◆ GIVEN EXERCISE
Extract every line that contains the string "requeriments".

[Collected data entries]
'''
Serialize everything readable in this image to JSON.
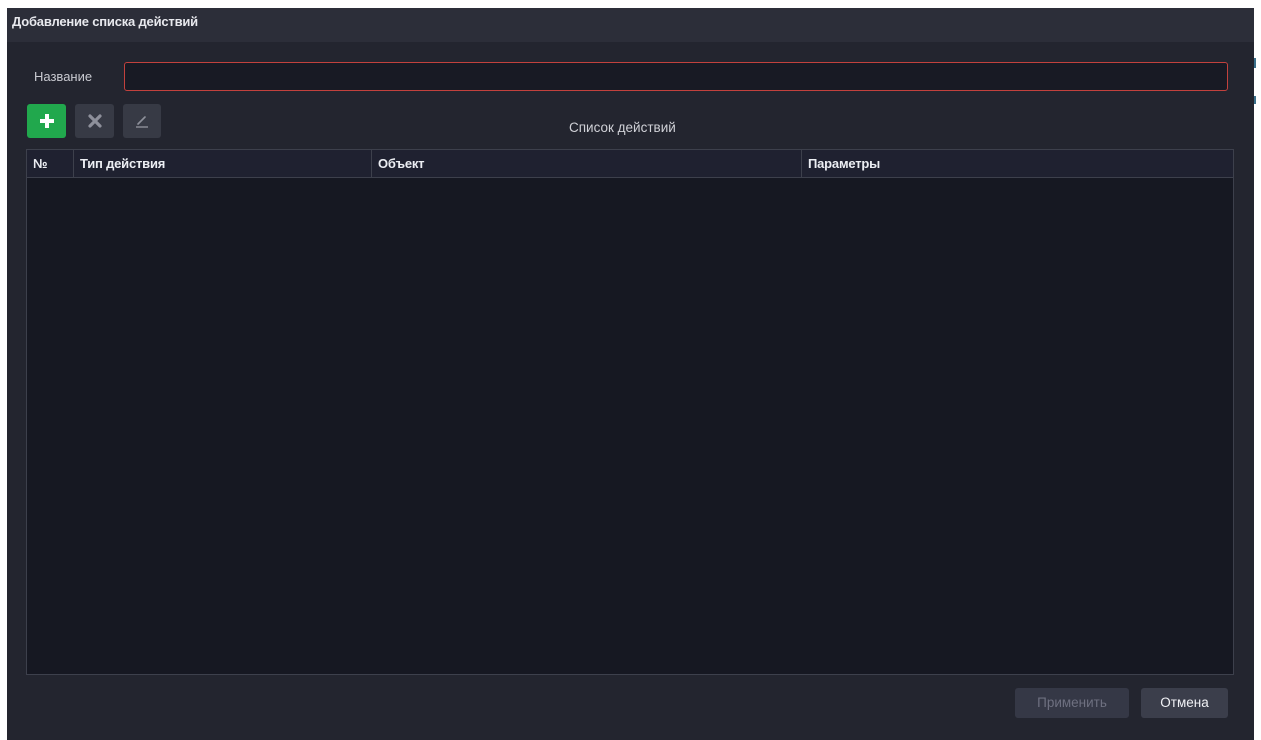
{
  "dialog": {
    "title": "Добавление списка действий"
  },
  "form": {
    "name_label": "Название",
    "name_value": "",
    "name_placeholder": ""
  },
  "toolbar": {
    "add_icon": "plus-icon",
    "delete_icon": "close-icon",
    "edit_icon": "pencil-icon",
    "add_color": "#21a84d"
  },
  "list": {
    "caption": "Список действий",
    "columns": [
      "№",
      "Тип действия",
      "Объект",
      "Параметры"
    ],
    "rows": []
  },
  "buttons": {
    "apply_label": "Применить",
    "cancel_label": "Отмена"
  },
  "colors": {
    "background": "#23252f",
    "titlebar": "#2c2e39",
    "table_bg": "#161822",
    "input_border_error": "#c2413d"
  }
}
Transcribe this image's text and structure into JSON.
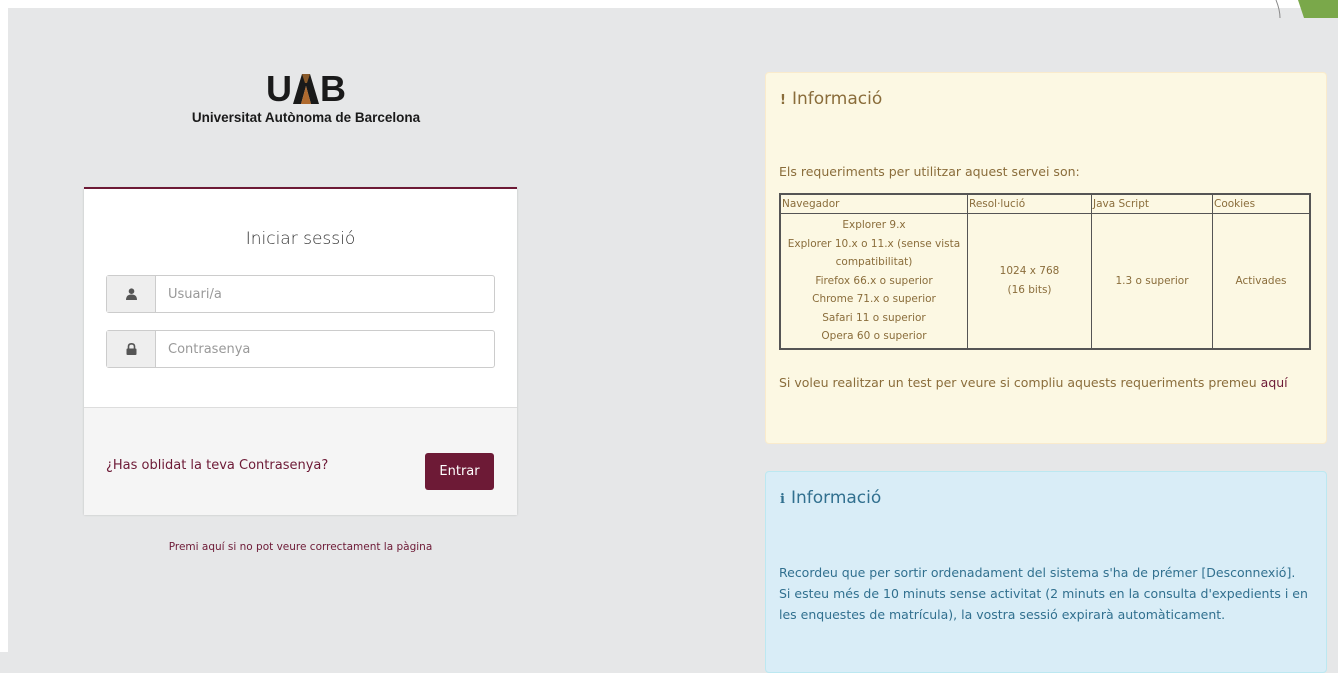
{
  "logo": {
    "mark_left": "U",
    "mark_right": "B",
    "subtitle": "Universitat Autònoma de Barcelona"
  },
  "login": {
    "title": "Iniciar sessió",
    "user_placeholder": "Usuari/a",
    "password_placeholder": "Contrasenya",
    "forgot_label": "¿Has oblidat la teva Contrasenya?",
    "submit_label": "Entrar",
    "help_link": "Premi aquí si no pot veure correctament la pàgina"
  },
  "info_requirements": {
    "icon": "!",
    "title": "Informació",
    "intro": "Els requeriments per utilitzar aquest servei son:",
    "table": {
      "headers": [
        "Navegador",
        "Resol·lució",
        "Java Script",
        "Cookies"
      ],
      "browsers": [
        "Explorer 9.x",
        "Explorer 10.x o 11.x (sense vista compatibilitat)",
        "Firefox 66.x o superior",
        "Chrome 71.x o superior",
        "Safari 11 o superior",
        "Opera 60 o superior"
      ],
      "resolution_line1": "1024 x 768",
      "resolution_line2": "(16 bits)",
      "javascript": "1.3 o superior",
      "cookies": "Activades"
    },
    "test_text": "Si voleu realitzar un test per veure si compliu aquests requeriments premeu",
    "test_link": "aquí"
  },
  "info_logout": {
    "icon": "i",
    "title": "Informació",
    "line1": "Recordeu que per sortir ordenadament del sistema s'ha de prémer [Desconnexió].",
    "line2": "Si esteu més de 10 minuts sense activitat (2 minuts en la consulta d'expedients i en les enquestes de matrícula), la vostra sessió expirarà automàticament."
  },
  "colors": {
    "brand": "#6d1a36",
    "warning_bg": "#fcf8e3",
    "warning_text": "#8a6d3b",
    "info_bg": "#d9edf7",
    "info_text": "#31708f",
    "page_bg": "#e6e7e8"
  }
}
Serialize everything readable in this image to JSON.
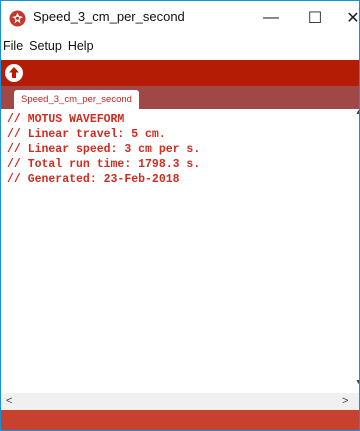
'''
◆ ANSWER BELOW
    "intro": "Els requeriments per utilitzar aquest servei son:",
    "test_text": "Si voleu realitzar un test per veure si compliu aquests requeriments premeu",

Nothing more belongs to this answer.